- CHALLENGE
Would you return all of this data exactly, leaving nothing out?

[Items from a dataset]
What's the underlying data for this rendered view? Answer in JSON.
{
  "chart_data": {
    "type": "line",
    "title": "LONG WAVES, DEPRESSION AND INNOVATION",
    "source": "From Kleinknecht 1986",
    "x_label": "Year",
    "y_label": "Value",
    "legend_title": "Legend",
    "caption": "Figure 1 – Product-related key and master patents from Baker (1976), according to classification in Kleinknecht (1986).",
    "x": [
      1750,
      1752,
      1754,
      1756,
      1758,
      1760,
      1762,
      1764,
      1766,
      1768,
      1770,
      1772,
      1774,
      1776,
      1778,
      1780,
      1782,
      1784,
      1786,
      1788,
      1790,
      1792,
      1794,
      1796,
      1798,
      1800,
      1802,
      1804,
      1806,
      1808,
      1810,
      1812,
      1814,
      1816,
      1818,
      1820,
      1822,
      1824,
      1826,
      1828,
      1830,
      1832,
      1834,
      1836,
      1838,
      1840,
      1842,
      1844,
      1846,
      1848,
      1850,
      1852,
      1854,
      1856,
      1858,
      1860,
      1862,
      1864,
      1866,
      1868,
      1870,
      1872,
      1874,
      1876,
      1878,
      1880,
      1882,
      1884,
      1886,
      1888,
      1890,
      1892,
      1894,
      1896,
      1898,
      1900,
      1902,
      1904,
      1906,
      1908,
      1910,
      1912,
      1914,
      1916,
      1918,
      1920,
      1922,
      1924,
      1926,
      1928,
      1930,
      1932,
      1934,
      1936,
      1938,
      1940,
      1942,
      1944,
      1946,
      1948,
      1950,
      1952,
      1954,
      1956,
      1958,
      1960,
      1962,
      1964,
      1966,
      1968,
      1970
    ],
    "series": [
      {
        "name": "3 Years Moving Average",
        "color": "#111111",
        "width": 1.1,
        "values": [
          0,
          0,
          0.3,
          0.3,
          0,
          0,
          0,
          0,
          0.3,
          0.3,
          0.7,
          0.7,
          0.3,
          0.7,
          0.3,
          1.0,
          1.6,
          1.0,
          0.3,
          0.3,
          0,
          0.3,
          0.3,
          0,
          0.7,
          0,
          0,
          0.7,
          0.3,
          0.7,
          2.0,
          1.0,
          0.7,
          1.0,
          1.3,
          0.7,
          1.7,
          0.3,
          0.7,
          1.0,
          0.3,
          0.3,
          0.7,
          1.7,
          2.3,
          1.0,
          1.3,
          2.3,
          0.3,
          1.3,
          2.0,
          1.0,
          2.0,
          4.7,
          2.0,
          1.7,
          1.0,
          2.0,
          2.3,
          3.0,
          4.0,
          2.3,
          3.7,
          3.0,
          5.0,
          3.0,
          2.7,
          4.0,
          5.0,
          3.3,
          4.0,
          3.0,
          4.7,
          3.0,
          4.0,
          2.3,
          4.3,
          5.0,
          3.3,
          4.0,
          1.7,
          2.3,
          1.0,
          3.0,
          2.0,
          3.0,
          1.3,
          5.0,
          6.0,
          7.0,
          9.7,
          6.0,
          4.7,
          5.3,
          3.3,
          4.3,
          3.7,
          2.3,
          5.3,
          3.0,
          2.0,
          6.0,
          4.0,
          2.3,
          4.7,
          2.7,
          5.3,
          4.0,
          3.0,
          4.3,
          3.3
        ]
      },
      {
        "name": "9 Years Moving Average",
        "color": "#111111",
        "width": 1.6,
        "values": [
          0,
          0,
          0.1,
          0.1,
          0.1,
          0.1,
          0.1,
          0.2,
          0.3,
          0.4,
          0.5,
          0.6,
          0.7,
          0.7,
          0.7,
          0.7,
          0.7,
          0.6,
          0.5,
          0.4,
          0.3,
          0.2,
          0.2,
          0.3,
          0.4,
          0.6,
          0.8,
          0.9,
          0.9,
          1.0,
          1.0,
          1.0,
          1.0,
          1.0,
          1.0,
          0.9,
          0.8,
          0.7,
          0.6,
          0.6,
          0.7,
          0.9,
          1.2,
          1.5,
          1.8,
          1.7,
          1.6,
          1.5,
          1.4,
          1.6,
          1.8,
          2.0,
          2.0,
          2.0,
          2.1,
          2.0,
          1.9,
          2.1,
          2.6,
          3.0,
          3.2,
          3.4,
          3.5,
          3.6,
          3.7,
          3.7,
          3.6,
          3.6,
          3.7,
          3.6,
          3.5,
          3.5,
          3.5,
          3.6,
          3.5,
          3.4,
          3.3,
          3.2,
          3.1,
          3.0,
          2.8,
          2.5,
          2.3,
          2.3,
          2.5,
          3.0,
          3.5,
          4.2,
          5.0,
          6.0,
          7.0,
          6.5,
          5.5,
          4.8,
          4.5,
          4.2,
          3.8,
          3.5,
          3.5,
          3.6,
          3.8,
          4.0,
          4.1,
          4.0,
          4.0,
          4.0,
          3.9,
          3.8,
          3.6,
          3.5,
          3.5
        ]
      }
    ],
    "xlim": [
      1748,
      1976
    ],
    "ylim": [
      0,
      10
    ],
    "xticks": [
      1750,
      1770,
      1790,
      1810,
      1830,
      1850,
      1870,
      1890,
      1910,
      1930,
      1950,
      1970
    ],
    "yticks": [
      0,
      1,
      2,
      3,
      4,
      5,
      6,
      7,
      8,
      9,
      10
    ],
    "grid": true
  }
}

- THE REPLY
What's the underlying data for this rendered view? Answer in JSON.
{
  "chart_data": {
    "type": "line",
    "title": "LONG WAVES, DEPRESSION AND INNOVATION",
    "source": "From Kleinknecht 1986",
    "x_label": "Year",
    "y_label": "Value",
    "legend_title": "Legend",
    "caption": "Figure 1 – Product-related key and master patents from Baker (1976), according to classification in Kleinknecht (1986).",
    "x": [
      1750,
      1752,
      1754,
      1756,
      1758,
      1760,
      1762,
      1764,
      1766,
      1768,
      1770,
      1772,
      1774,
      1776,
      1778,
      1780,
      1782,
      1784,
      1786,
      1788,
      1790,
      1792,
      1794,
      1796,
      1798,
      1800,
      1802,
      1804,
      1806,
      1808,
      1810,
      1812,
      1814,
      1816,
      1818,
      1820,
      1822,
      1824,
      1826,
      1828,
      1830,
      1832,
      1834,
      1836,
      1838,
      1840,
      1842,
      1844,
      1846,
      1848,
      1850,
      1852,
      1854,
      1856,
      1858,
      1860,
      1862,
      1864,
      1866,
      1868,
      1870,
      1872,
      1874,
      1876,
      1878,
      1880,
      1882,
      1884,
      1886,
      1888,
      1890,
      1892,
      1894,
      1896,
      1898,
      1900,
      1902,
      1904,
      1906,
      1908,
      1910,
      1912,
      1914,
      1916,
      1918,
      1920,
      1922,
      1924,
      1926,
      1928,
      1930,
      1932,
      1934,
      1936,
      1938,
      1940,
      1942,
      1944,
      1946,
      1948,
      1950,
      1952,
      1954,
      1956,
      1958,
      1960,
      1962,
      1964,
      1966,
      1968,
      1970
    ],
    "series": [
      {
        "name": "3 Years Moving Average",
        "color": "#111111",
        "width": 1.1,
        "values": [
          0,
          0,
          0.3,
          0.3,
          0,
          0,
          0,
          0,
          0.3,
          0.3,
          0.7,
          0.7,
          0.3,
          0.7,
          0.3,
          1.0,
          1.6,
          1.0,
          0.3,
          0.3,
          0,
          0.3,
          0.3,
          0,
          0.7,
          0,
          0,
          0.7,
          0.3,
          0.7,
          2.0,
          1.0,
          0.7,
          1.0,
          1.3,
          0.7,
          1.7,
          0.3,
          0.7,
          1.0,
          0.3,
          0.3,
          0.7,
          1.7,
          2.3,
          1.0,
          1.3,
          2.3,
          0.3,
          1.3,
          2.0,
          1.0,
          2.0,
          4.7,
          2.0,
          1.7,
          1.0,
          2.0,
          2.3,
          3.0,
          4.0,
          2.3,
          3.7,
          3.0,
          5.0,
          3.0,
          2.7,
          4.0,
          5.0,
          3.3,
          4.0,
          3.0,
          4.7,
          3.0,
          4.0,
          2.3,
          4.3,
          5.0,
          3.3,
          4.0,
          1.7,
          2.3,
          1.0,
          3.0,
          2.0,
          3.0,
          1.3,
          5.0,
          6.0,
          7.0,
          9.7,
          6.0,
          4.7,
          5.3,
          3.3,
          4.3,
          3.7,
          2.3,
          5.3,
          3.0,
          2.0,
          6.0,
          4.0,
          2.3,
          4.7,
          2.7,
          5.3,
          4.0,
          3.0,
          4.3,
          3.3
        ]
      },
      {
        "name": "9 Years Moving Average",
        "color": "#111111",
        "width": 1.6,
        "values": [
          0,
          0,
          0.1,
          0.1,
          0.1,
          0.1,
          0.1,
          0.2,
          0.3,
          0.4,
          0.5,
          0.6,
          0.7,
          0.7,
          0.7,
          0.7,
          0.7,
          0.6,
          0.5,
          0.4,
          0.3,
          0.2,
          0.2,
          0.3,
          0.4,
          0.6,
          0.8,
          0.9,
          0.9,
          1.0,
          1.0,
          1.0,
          1.0,
          1.0,
          1.0,
          0.9,
          0.8,
          0.7,
          0.6,
          0.6,
          0.7,
          0.9,
          1.2,
          1.5,
          1.8,
          1.7,
          1.6,
          1.5,
          1.4,
          1.6,
          1.8,
          2.0,
          2.0,
          2.0,
          2.1,
          2.0,
          1.9,
          2.1,
          2.6,
          3.0,
          3.2,
          3.4,
          3.5,
          3.6,
          3.7,
          3.7,
          3.6,
          3.6,
          3.7,
          3.6,
          3.5,
          3.5,
          3.5,
          3.6,
          3.5,
          3.4,
          3.3,
          3.2,
          3.1,
          3.0,
          2.8,
          2.5,
          2.3,
          2.3,
          2.5,
          3.0,
          3.5,
          4.2,
          5.0,
          6.0,
          7.0,
          6.5,
          5.5,
          4.8,
          4.5,
          4.2,
          3.8,
          3.5,
          3.5,
          3.6,
          3.8,
          4.0,
          4.1,
          4.0,
          4.0,
          4.0,
          3.9,
          3.8,
          3.6,
          3.5,
          3.5
        ]
      }
    ],
    "xlim": [
      1748,
      1976
    ],
    "ylim": [
      0,
      10
    ],
    "xticks": [
      1750,
      1770,
      1790,
      1810,
      1830,
      1850,
      1870,
      1890,
      1910,
      1930,
      1950,
      1970
    ],
    "yticks": [
      0,
      1,
      2,
      3,
      4,
      5,
      6,
      7,
      8,
      9,
      10
    ],
    "grid": true
  }
}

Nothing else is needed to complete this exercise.